WHAT IS ASKED: Find the string "lignes" in the data, then copy every line where it is found.

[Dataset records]
[START]
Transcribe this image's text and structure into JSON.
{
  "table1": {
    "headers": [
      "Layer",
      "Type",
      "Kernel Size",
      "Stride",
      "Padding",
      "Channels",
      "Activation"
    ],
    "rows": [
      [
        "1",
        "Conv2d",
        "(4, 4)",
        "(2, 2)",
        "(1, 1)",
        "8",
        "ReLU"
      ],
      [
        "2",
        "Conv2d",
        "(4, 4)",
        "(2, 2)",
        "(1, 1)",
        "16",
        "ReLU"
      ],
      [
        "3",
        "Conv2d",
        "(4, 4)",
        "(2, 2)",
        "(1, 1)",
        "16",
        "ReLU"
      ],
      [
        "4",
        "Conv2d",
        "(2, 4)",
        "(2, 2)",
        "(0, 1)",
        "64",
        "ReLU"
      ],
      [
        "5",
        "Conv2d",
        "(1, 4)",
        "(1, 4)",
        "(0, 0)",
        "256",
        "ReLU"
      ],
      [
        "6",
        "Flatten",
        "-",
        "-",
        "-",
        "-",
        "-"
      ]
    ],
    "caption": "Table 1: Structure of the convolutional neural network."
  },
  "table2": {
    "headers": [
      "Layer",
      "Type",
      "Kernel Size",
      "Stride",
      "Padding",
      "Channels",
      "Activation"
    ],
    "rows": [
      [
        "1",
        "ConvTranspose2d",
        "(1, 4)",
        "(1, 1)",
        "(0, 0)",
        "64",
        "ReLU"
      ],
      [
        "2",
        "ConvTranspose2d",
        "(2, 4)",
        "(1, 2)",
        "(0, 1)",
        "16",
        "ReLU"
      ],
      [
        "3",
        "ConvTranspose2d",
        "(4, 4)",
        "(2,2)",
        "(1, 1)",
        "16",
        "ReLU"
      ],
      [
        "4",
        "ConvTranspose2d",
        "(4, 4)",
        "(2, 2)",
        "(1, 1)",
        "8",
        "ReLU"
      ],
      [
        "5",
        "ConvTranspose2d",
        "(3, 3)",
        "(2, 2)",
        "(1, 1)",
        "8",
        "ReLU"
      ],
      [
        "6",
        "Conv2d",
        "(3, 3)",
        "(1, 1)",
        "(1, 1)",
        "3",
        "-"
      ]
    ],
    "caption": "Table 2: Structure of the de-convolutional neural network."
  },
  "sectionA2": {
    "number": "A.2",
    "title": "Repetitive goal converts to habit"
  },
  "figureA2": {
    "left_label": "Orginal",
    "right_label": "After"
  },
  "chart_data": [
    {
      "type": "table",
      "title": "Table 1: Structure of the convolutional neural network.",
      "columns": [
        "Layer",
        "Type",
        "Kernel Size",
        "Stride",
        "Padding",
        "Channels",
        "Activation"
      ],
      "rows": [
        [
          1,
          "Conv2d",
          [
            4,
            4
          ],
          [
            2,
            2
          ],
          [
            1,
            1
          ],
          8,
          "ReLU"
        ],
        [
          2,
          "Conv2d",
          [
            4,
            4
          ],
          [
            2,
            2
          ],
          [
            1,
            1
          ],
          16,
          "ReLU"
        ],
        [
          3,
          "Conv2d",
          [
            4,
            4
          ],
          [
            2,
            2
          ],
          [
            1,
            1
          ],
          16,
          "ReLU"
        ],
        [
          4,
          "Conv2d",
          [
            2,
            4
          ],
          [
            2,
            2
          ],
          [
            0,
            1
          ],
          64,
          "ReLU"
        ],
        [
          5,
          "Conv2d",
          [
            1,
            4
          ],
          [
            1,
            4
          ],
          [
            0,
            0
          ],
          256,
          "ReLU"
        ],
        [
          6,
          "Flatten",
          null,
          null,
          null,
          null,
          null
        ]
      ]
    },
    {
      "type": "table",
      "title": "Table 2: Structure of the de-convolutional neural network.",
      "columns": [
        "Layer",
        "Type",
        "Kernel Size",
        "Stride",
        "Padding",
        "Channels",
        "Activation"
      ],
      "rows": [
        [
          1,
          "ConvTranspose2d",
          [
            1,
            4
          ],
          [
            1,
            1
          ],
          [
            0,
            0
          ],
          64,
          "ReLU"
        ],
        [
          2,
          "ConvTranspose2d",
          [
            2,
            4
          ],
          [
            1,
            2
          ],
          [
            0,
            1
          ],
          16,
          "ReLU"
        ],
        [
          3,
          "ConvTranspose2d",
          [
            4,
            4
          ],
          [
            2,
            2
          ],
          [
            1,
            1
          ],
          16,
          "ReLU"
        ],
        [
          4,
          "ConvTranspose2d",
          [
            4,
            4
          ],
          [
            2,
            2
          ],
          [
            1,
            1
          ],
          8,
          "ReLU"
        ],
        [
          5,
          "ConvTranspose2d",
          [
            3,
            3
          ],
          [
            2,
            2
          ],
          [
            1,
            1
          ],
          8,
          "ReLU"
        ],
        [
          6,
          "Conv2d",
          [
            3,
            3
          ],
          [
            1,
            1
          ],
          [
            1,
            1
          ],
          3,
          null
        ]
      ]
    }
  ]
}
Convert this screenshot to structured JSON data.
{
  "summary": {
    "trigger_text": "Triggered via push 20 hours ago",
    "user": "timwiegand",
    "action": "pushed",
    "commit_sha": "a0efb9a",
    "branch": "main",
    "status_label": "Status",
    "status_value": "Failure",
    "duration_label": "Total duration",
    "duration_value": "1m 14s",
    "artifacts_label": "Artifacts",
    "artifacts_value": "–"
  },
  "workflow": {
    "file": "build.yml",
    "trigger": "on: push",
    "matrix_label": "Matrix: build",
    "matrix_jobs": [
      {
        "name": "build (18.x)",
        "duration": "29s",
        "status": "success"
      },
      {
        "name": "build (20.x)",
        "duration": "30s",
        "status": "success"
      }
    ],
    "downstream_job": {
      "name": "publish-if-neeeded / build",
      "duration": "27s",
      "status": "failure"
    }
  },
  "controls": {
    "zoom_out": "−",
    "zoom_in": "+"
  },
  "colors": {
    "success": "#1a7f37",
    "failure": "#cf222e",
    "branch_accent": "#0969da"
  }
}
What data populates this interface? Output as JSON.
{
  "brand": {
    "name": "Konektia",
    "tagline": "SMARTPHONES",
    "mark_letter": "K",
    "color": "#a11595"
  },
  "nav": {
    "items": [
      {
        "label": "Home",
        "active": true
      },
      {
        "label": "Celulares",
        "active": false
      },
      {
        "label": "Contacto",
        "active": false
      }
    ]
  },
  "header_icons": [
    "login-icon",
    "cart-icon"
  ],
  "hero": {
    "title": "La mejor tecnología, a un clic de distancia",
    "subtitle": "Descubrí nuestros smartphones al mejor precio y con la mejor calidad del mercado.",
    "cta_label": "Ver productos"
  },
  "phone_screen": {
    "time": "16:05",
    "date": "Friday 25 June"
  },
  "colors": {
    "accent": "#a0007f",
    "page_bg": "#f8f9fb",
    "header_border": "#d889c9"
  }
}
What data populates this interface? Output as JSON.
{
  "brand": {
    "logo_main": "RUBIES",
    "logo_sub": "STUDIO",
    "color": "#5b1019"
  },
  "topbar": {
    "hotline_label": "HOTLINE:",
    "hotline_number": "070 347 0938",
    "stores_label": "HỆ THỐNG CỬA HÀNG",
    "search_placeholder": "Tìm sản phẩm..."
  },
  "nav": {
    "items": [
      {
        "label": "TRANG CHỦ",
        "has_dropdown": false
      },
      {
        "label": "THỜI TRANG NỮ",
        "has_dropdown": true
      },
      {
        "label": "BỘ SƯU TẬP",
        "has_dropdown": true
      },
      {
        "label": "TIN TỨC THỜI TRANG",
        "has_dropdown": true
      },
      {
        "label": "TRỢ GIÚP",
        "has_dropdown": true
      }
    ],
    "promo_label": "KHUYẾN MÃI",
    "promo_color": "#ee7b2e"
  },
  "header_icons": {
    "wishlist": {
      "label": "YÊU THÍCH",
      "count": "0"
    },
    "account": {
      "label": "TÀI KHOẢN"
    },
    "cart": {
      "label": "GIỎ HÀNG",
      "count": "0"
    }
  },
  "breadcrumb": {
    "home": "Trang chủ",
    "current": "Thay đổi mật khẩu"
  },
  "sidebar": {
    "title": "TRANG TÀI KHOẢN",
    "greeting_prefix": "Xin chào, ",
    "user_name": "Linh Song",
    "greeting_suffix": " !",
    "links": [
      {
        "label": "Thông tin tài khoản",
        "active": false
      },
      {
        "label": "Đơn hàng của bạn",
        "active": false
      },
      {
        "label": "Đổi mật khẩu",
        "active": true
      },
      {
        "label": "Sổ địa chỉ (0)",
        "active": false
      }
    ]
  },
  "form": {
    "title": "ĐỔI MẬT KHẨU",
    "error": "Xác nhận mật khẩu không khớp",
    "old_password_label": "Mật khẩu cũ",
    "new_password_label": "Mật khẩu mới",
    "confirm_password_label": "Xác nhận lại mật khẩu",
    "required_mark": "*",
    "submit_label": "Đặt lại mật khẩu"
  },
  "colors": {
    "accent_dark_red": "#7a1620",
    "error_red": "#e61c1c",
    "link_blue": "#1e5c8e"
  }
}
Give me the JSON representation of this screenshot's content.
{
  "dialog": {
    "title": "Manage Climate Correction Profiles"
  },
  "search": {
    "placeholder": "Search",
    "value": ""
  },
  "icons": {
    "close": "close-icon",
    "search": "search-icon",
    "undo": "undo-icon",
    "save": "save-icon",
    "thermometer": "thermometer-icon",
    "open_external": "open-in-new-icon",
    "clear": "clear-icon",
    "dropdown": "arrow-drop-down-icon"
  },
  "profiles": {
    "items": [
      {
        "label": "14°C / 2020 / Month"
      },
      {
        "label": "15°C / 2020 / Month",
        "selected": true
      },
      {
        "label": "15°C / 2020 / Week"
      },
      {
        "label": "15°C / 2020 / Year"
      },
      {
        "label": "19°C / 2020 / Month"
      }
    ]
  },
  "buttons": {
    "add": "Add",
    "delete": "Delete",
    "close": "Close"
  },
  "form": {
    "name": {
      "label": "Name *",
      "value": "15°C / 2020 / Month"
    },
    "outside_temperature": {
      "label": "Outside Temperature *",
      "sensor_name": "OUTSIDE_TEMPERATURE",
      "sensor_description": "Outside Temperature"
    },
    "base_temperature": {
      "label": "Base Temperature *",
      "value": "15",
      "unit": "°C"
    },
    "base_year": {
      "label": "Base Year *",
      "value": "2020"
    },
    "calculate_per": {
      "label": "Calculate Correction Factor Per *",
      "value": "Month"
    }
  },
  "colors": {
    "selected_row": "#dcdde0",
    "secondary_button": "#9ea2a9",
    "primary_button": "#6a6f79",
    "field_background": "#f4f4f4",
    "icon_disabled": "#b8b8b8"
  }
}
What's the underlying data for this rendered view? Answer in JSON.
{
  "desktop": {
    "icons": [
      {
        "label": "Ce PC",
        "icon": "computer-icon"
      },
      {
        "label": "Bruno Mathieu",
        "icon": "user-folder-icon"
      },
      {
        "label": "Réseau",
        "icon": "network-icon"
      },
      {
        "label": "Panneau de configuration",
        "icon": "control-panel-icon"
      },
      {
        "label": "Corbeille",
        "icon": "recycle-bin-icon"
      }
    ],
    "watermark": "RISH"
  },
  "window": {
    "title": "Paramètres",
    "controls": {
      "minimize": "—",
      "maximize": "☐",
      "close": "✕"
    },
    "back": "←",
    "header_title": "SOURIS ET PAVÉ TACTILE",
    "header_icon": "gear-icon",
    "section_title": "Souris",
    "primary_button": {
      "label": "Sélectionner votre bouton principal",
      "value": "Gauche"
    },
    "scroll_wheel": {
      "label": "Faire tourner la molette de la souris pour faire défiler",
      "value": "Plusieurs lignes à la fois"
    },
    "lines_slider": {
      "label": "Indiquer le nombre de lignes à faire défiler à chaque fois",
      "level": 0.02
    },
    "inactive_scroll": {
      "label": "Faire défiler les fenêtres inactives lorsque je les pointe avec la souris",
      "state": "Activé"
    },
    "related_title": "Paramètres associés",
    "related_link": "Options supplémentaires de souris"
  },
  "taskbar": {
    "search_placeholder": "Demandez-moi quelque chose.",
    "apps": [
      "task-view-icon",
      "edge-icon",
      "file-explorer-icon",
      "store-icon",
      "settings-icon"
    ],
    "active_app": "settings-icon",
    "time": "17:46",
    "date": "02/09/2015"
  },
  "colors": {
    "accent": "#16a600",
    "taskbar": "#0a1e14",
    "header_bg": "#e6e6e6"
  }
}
[END]
OUTPUT OF THE TASK:
      "value": "Plusieurs lignes à la fois"
      "label": "Indiquer le nombre de lignes à faire défiler à chaque fois",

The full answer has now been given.